### Requirement
Report every line below that holds the word "учебные".

(Records from a data source)
::::::

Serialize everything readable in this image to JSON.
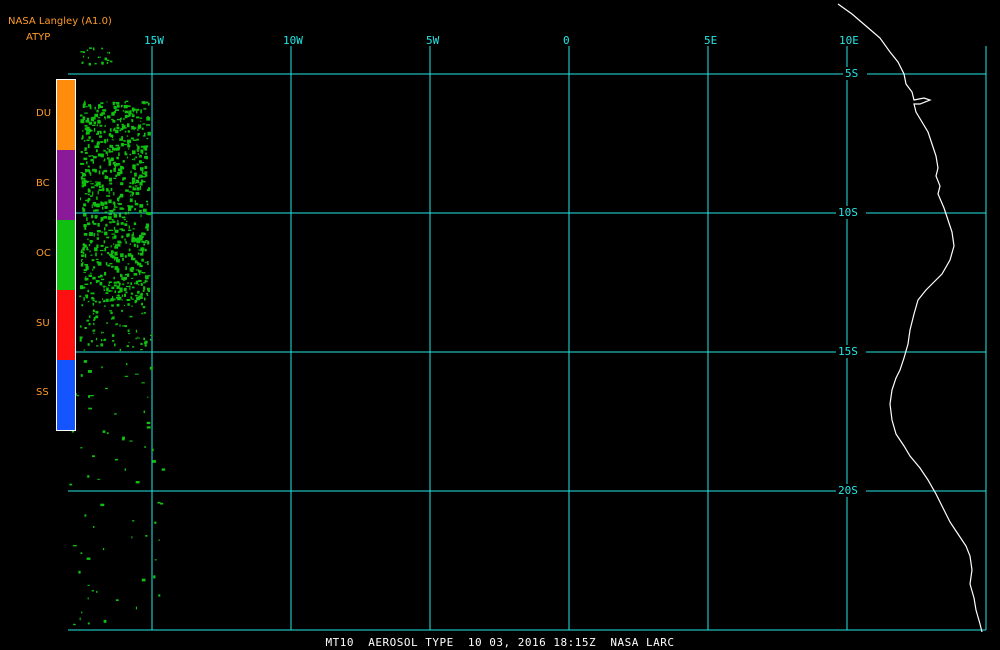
{
  "header": {
    "source": "NASA Langley (A1.0)",
    "product": "ATYP"
  },
  "legend": {
    "items": [
      {
        "label": "DU",
        "color": "#ff8c0a"
      },
      {
        "label": "BC",
        "color": "#8a1a9a"
      },
      {
        "label": "OC",
        "color": "#10c010"
      },
      {
        "label": "SU",
        "color": "#ff1010"
      },
      {
        "label": "SS",
        "color": "#1555ff"
      }
    ]
  },
  "map": {
    "grid_color": "#26e6e6",
    "coast_color": "#ffffff",
    "longitude_labels": [
      "15W",
      "10W",
      "5W",
      "0",
      "5E",
      "10E"
    ],
    "latitude_labels": [
      "5S",
      "10S",
      "15S",
      "20S"
    ]
  },
  "caption": "MT10  AEROSOL TYPE  10 03, 2016 18:15Z  NASA LARC"
}
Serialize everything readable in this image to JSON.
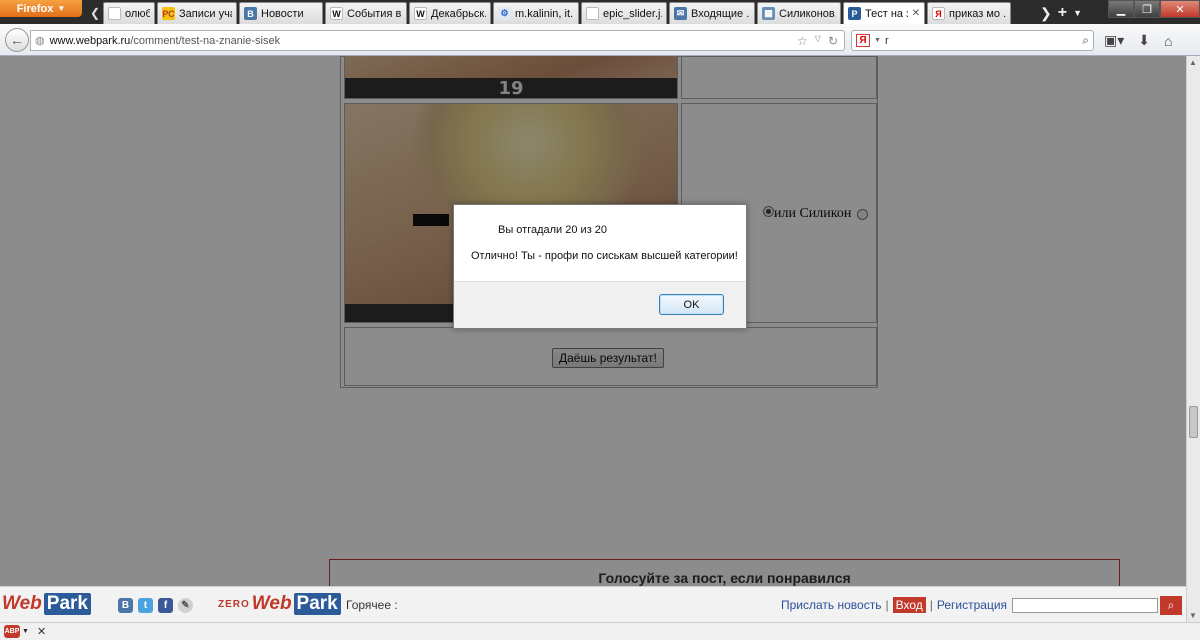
{
  "browser": {
    "menu_button": "Firefox",
    "tabs": [
      {
        "title": "олюби...",
        "icon": "page-icon",
        "active": false
      },
      {
        "title": "Записи уча...",
        "icon": "rs-icon",
        "active": false
      },
      {
        "title": "Новости",
        "icon": "vk-icon",
        "active": false
      },
      {
        "title": "События в ...",
        "icon": "wikipedia-icon",
        "active": false
      },
      {
        "title": "Декабрьск...",
        "icon": "wikipedia-icon",
        "active": false
      },
      {
        "title": "m.kalinin, it...",
        "icon": "network-icon",
        "active": false
      },
      {
        "title": "epic_slider.j...",
        "icon": "blank-page-icon",
        "active": false
      },
      {
        "title": "Входящие ...",
        "icon": "mail-icon",
        "active": false
      },
      {
        "title": "Силиконов...",
        "icon": "image-icon",
        "active": false
      },
      {
        "title": "Тест на з...",
        "icon": "webpark-icon",
        "active": true
      },
      {
        "title": "приказ мо ...",
        "icon": "yandex-icon",
        "active": false
      }
    ],
    "url": {
      "host": "www.webpark.ru",
      "path": "/comment/test-na-znanie-sisek"
    },
    "search": {
      "engine_logo": "Я",
      "value": "r"
    }
  },
  "quiz": {
    "photo_number": "19",
    "option_a_label": "",
    "option_b_label": "или Силикон",
    "result_button": "Даёшь результат!"
  },
  "vote_banner": "Голосуйте за пост, если понравился",
  "bottom_bar": {
    "logo_web": "Web",
    "logo_park": "Park",
    "zero_prefix": "ZERO",
    "hot_label": "Горячее :",
    "send_news": "Прислать новость",
    "separator": "|",
    "login": "Вход",
    "register": "Регистрация"
  },
  "dialog": {
    "line1": "Вы отгадали 20 из 20",
    "line2": "Отлично! Ты - профи по сиськам высшей категории!",
    "ok_label": "OK"
  },
  "colors": {
    "brand_red": "#c0392b",
    "brand_blue": "#2c5b9a",
    "firefox_orange": "#e2701a"
  }
}
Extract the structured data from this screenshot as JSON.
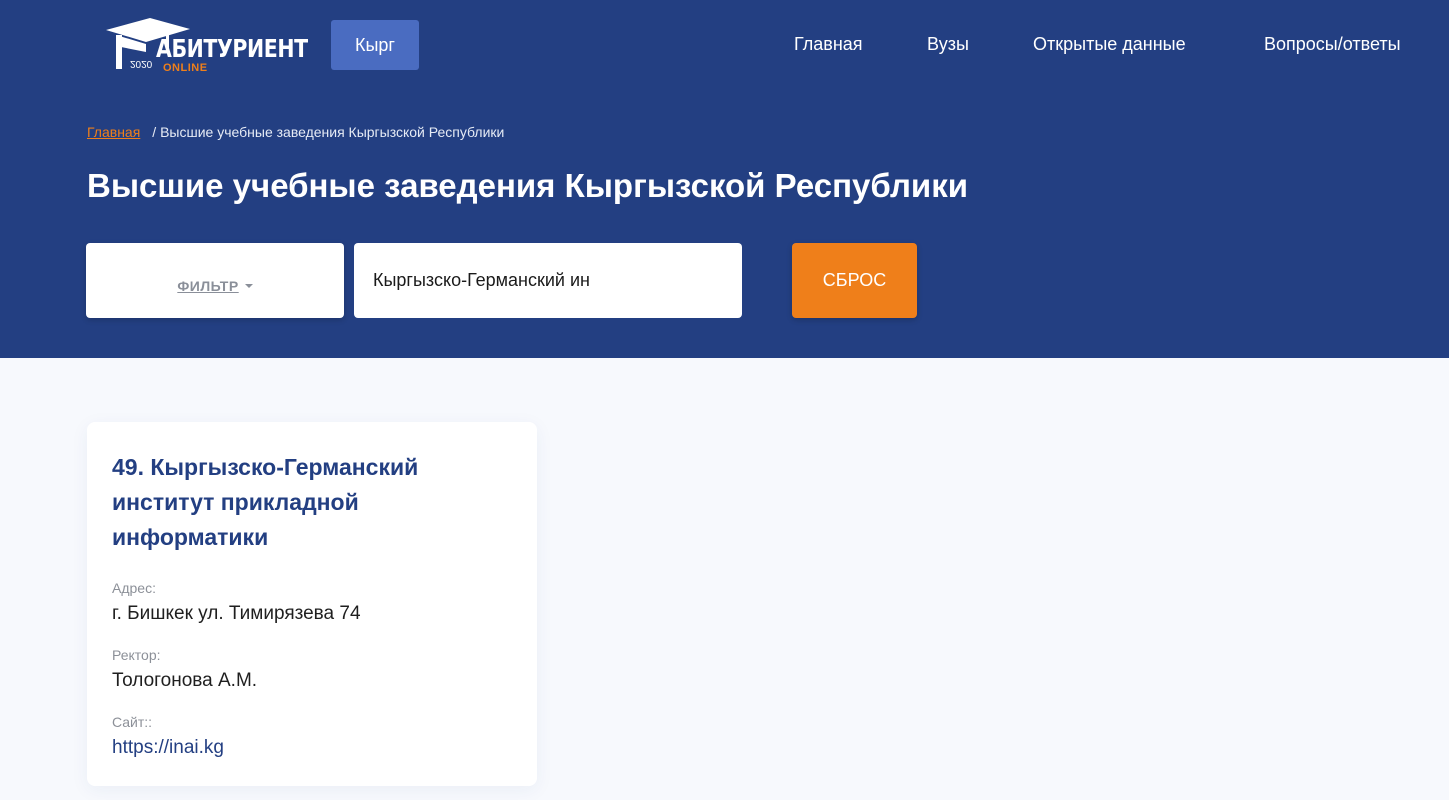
{
  "header": {
    "logo": {
      "text": "АБИТУРИЕНТ",
      "sub": "ONLINE",
      "year": "2020",
      "icon": "graduation-cap-icon"
    },
    "lang_button": "Кырг",
    "nav": [
      "Главная",
      "Вузы",
      "Открытые данные",
      "Вопросы/ответы"
    ]
  },
  "breadcrumb": {
    "home": "Главная",
    "current": "/ Высшие учебные заведения Кыргызской Республики"
  },
  "page_title": "Высшие учебные заведения Кыргызской Республики",
  "filters": {
    "filter_label": "ФИЛЬТР",
    "search_value": "Кыргызско-Германский ин",
    "reset_label": "СБРОС"
  },
  "card": {
    "title": "49. Кыргызско-Германский институт прикладной информатики",
    "address_label": "Адрес:",
    "address": "г. Бишкек ул. Тимирязева 74",
    "rector_label": "Ректор:",
    "rector": "Тологонова А.М.",
    "site_label": "Сайт::",
    "site": "https://inai.kg"
  },
  "colors": {
    "hero_bg": "#233f82",
    "accent_orange": "#ef7f1a",
    "lang_button_bg": "#4a6cc1",
    "page_bg": "#f7f9fd"
  }
}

::::::

### Exercise result
    "current": "/ Высшие учебные заведения Кыргызской Республики"
  "page_title": "Высшие учебные заведения Кыргызской Республики",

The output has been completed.